Task brief
Exact copies of the lines from the line containing "Extract all readable text from this page." through the last line of the entries below are the whole answer.

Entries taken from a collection
----------------------------------------
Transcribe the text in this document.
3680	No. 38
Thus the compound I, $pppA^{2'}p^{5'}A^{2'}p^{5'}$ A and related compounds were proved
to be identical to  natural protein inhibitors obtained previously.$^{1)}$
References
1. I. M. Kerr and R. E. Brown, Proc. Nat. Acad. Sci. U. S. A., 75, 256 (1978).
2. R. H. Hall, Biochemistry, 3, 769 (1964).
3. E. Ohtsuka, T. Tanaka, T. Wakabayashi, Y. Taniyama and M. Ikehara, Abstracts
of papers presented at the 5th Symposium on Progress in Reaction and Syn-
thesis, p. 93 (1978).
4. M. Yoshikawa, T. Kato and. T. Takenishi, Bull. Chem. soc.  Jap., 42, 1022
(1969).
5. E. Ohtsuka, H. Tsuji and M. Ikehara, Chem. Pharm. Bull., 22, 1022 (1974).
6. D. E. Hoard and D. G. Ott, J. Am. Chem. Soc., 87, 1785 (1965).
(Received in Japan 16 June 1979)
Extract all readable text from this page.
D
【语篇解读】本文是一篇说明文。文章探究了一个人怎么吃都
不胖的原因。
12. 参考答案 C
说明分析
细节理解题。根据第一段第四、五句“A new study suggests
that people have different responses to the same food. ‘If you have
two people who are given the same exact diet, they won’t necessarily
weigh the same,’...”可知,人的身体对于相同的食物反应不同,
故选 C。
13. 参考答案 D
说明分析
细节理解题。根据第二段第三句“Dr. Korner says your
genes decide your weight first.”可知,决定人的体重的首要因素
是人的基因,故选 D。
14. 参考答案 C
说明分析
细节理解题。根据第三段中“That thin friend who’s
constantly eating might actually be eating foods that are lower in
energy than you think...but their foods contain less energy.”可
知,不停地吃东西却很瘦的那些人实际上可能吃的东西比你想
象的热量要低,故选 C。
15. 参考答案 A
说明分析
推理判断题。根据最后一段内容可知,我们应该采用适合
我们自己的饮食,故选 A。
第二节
----------------------------------------
Answer space
Extract all readable text from this page.
D
【语篇解读】本文是一篇说明文。文章探究了一个人怎么吃都
不胖的原因。
12. 参考答案 C
说明分析
细节理解题。根据第一段第四、五句“A new study suggests
that people have different responses to the same food. ‘If you have
two people who are given the same exact diet, they won’t necessarily
weigh the same,’...”可知,人的身体对于相同的食物反应不同,
故选 C。
13. 参考答案 D
说明分析
细节理解题。根据第二段第三句“Dr. Korner says your
genes decide your weight first.”可知,决定人的体重的首要因素
是人的基因,故选 D。
14. 参考答案 C
说明分析
细节理解题。根据第三段中“That thin friend who’s
constantly eating might actually be eating foods that are lower in
energy than you think...but their foods contain less energy.”可
知,不停地吃东西却很瘦的那些人实际上可能吃的东西比你想
象的热量要低,故选 C。
15. 参考答案 A
说明分析
推理判断题。根据最后一段内容可知,我们应该采用适合
我们自己的饮食,故选 A。
第二节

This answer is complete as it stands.